** begin SUPPLIED RECORDS **

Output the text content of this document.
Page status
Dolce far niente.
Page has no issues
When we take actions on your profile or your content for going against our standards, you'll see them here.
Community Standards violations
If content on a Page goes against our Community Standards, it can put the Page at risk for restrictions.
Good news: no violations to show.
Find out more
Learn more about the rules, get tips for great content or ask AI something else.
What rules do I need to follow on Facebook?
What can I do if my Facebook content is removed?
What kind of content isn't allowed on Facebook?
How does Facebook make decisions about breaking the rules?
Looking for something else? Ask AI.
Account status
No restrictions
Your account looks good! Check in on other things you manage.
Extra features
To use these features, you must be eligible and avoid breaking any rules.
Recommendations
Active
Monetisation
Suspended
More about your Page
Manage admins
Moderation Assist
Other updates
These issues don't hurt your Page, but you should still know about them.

** end SUPPLIED RECORDS **
** begin SUPPLIED RECORDS **

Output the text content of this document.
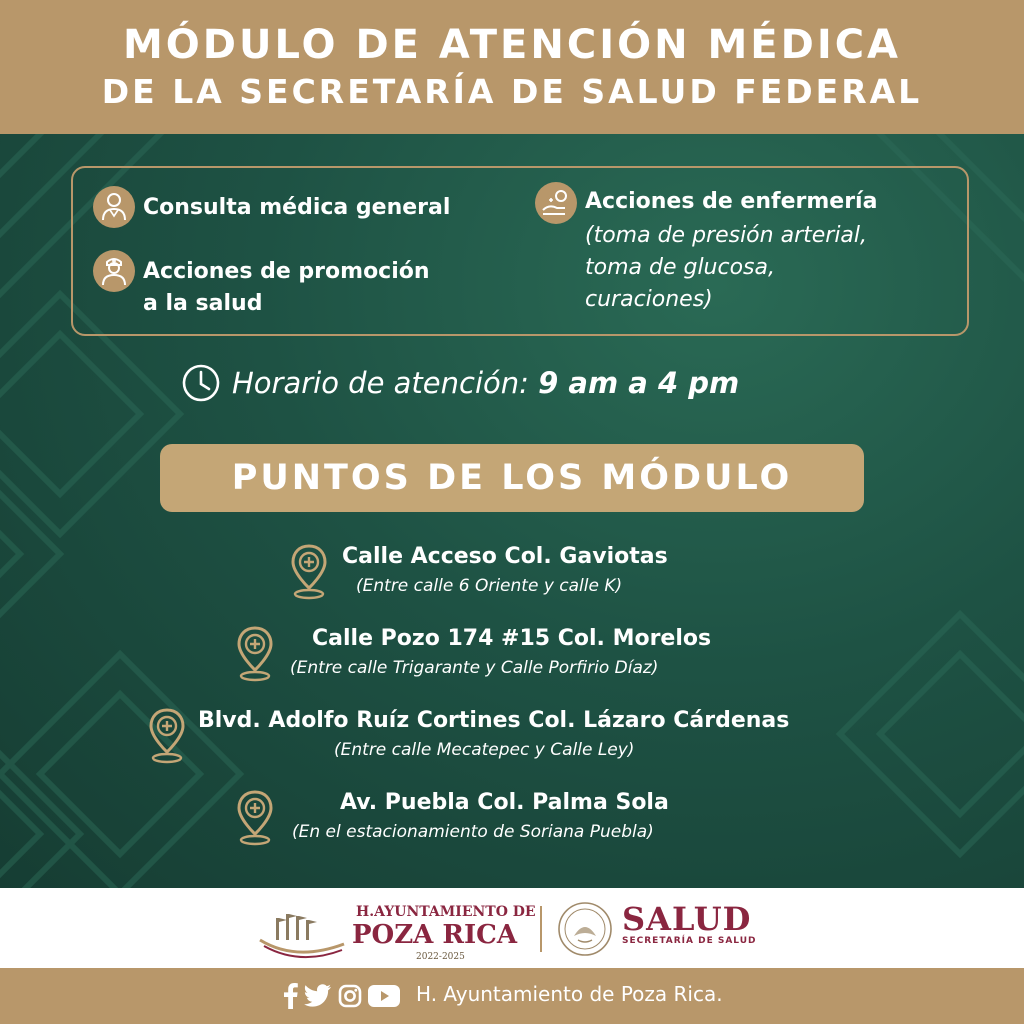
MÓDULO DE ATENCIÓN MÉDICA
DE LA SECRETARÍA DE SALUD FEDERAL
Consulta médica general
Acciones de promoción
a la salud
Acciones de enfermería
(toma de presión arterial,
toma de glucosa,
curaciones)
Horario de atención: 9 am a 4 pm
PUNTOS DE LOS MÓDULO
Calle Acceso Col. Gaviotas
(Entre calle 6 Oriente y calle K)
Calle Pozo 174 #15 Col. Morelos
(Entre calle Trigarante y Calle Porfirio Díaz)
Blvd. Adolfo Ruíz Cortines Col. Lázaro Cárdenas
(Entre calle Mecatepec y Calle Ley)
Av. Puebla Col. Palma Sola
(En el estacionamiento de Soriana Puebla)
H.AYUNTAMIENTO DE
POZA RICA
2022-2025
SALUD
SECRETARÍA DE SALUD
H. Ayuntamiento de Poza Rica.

** end SUPPLIED RECORDS **
** begin SUPPLIED RECORDS **

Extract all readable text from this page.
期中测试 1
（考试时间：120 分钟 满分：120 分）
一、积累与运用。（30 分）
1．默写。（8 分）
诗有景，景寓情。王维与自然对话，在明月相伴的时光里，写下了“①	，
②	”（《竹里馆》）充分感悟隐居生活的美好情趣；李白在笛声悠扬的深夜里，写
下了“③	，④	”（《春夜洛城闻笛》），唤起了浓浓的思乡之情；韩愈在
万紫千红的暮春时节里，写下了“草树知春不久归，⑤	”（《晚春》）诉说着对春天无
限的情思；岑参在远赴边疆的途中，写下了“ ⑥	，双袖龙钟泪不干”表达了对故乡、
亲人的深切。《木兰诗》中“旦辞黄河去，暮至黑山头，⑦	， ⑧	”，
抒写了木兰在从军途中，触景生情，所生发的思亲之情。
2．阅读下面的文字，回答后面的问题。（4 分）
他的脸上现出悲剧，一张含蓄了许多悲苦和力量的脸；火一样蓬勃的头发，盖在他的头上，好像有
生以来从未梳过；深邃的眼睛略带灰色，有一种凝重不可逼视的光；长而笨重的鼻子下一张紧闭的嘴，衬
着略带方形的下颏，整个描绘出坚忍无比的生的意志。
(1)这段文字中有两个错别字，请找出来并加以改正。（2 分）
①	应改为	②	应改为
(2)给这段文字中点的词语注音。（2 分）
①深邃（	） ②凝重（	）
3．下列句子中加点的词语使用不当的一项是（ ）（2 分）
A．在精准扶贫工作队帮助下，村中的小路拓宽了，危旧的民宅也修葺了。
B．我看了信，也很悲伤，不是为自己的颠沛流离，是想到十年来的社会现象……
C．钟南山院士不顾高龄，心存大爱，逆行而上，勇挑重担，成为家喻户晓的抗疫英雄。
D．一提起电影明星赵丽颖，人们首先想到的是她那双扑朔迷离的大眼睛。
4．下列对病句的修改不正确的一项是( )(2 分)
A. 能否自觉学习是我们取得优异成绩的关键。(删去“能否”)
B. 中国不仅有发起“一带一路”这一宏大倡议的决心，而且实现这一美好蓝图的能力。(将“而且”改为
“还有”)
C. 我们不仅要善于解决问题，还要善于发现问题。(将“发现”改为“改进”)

** end SUPPLIED RECORDS **

Identify each line in the entries with the word "else" and copy it.

- [FINAL RESULT]:
Learn more about the rules, get tips for great content or ask AI something else.
Looking for something else? Ask AI.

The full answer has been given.